Copy every record below, exactly as written.
------------
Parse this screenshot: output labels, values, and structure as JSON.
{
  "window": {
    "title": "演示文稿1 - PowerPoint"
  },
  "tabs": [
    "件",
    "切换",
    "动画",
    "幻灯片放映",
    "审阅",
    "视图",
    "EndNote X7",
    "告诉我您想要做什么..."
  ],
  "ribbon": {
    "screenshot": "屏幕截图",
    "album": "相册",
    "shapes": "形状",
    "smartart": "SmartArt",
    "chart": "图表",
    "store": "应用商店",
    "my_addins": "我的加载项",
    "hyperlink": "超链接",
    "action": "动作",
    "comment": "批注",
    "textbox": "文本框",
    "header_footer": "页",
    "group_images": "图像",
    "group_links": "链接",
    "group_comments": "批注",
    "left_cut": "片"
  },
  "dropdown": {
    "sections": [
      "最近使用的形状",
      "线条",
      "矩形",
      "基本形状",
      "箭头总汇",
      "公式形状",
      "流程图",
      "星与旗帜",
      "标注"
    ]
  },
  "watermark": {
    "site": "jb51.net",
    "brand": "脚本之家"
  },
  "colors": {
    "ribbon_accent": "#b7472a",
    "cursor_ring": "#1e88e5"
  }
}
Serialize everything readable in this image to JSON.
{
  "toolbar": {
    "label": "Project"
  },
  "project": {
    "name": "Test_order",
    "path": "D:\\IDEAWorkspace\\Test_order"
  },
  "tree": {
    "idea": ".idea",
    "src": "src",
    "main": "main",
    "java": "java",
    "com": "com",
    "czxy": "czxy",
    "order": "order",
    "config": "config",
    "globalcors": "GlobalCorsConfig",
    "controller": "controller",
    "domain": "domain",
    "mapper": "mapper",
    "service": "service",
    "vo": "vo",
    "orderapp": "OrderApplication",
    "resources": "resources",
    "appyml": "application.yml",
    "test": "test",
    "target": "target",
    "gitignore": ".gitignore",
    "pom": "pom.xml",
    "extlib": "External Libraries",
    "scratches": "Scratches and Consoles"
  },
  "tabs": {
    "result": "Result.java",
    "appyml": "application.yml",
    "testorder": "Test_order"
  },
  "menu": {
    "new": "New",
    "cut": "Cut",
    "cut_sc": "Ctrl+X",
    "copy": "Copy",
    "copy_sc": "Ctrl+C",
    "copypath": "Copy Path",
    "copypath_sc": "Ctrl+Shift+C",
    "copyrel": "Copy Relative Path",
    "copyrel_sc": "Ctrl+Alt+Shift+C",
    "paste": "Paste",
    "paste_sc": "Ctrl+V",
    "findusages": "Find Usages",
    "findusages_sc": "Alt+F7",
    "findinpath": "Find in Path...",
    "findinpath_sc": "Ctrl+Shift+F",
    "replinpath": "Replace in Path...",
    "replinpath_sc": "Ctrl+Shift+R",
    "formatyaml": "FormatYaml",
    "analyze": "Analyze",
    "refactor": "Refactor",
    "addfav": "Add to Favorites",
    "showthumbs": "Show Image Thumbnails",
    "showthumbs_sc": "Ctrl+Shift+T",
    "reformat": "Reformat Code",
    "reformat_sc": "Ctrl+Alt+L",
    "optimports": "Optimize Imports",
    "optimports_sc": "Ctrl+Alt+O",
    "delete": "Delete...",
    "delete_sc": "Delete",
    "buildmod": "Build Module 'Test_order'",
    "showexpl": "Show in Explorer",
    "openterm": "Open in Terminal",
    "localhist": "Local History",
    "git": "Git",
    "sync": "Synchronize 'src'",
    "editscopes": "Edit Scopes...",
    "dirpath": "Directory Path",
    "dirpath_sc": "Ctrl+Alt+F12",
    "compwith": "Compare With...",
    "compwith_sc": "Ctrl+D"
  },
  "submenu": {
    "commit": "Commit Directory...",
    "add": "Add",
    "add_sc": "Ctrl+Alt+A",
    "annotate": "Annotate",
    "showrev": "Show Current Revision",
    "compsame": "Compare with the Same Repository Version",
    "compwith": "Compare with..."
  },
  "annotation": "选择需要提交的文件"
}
------------
• [Exercise response]
Parse this screenshot: output labels, values, and structure as JSON.
{
  "window": {
    "title": "演示文稿1 - PowerPoint"
  },
  "tabs": [
    "件",
    "切换",
    "动画",
    "幻灯片放映",
    "审阅",
    "视图",
    "EndNote X7",
    "告诉我您想要做什么..."
  ],
  "ribbon": {
    "screenshot": "屏幕截图",
    "album": "相册",
    "shapes": "形状",
    "smartart": "SmartArt",
    "chart": "图表",
    "store": "应用商店",
    "my_addins": "我的加载项",
    "hyperlink": "超链接",
    "action": "动作",
    "comment": "批注",
    "textbox": "文本框",
    "header_footer": "页",
    "group_images": "图像",
    "group_links": "链接",
    "group_comments": "批注",
    "left_cut": "片"
  },
  "dropdown": {
    "sections": [
      "最近使用的形状",
      "线条",
      "矩形",
      "基本形状",
      "箭头总汇",
      "公式形状",
      "流程图",
      "星与旗帜",
      "标注"
    ]
  },
  "watermark": {
    "site": "jb51.net",
    "brand": "脚本之家"
  },
  "colors": {
    "ribbon_accent": "#b7472a",
    "cursor_ring": "#1e88e5"
  }
}
Serialize everything readable in this image to JSON.
{
  "toolbar": {
    "label": "Project"
  },
  "project": {
    "name": "Test_order",
    "path": "D:\\IDEAWorkspace\\Test_order"
  },
  "tree": {
    "idea": ".idea",
    "src": "src",
    "main": "main",
    "java": "java",
    "com": "com",
    "czxy": "czxy",
    "order": "order",
    "config": "config",
    "globalcors": "GlobalCorsConfig",
    "controller": "controller",
    "domain": "domain",
    "mapper": "mapper",
    "service": "service",
    "vo": "vo",
    "orderapp": "OrderApplication",
    "resources": "resources",
    "appyml": "application.yml",
    "test": "test",
    "target": "target",
    "gitignore": ".gitignore",
    "pom": "pom.xml",
    "extlib": "External Libraries",
    "scratches": "Scratches and Consoles"
  },
  "tabs": {
    "result": "Result.java",
    "appyml": "application.yml",
    "testorder": "Test_order"
  },
  "menu": {
    "new": "New",
    "cut": "Cut",
    "cut_sc": "Ctrl+X",
    "copy": "Copy",
    "copy_sc": "Ctrl+C",
    "copypath": "Copy Path",
    "copypath_sc": "Ctrl+Shift+C",
    "copyrel": "Copy Relative Path",
    "copyrel_sc": "Ctrl+Alt+Shift+C",
    "paste": "Paste",
    "paste_sc": "Ctrl+V",
    "findusages": "Find Usages",
    "findusages_sc": "Alt+F7",
    "findinpath": "Find in Path...",
    "findinpath_sc": "Ctrl+Shift+F",
    "replinpath": "Replace in Path...",
    "replinpath_sc": "Ctrl+Shift+R",
    "formatyaml": "FormatYaml",
    "analyze": "Analyze",
    "refactor": "Refactor",
    "addfav": "Add to Favorites",
    "showthumbs": "Show Image Thumbnails",
    "showthumbs_sc": "Ctrl+Shift+T",
    "reformat": "Reformat Code",
    "reformat_sc": "Ctrl+Alt+L",
    "optimports": "Optimize Imports",
    "optimports_sc": "Ctrl+Alt+O",
    "delete": "Delete...",
    "delete_sc": "Delete",
    "buildmod": "Build Module 'Test_order'",
    "showexpl": "Show in Explorer",
    "openterm": "Open in Terminal",
    "localhist": "Local History",
    "git": "Git",
    "sync": "Synchronize 'src'",
    "editscopes": "Edit Scopes...",
    "dirpath": "Directory Path",
    "dirpath_sc": "Ctrl+Alt+F12",
    "compwith": "Compare With...",
    "compwith_sc": "Ctrl+D"
  },
  "submenu": {
    "commit": "Commit Directory...",
    "add": "Add",
    "add_sc": "Ctrl+Alt+A",
    "annotate": "Annotate",
    "showrev": "Show Current Revision",
    "compsame": "Compare with the Same Repository Version",
    "compwith": "Compare with..."
  },
  "annotation": "选择需要提交的文件"
}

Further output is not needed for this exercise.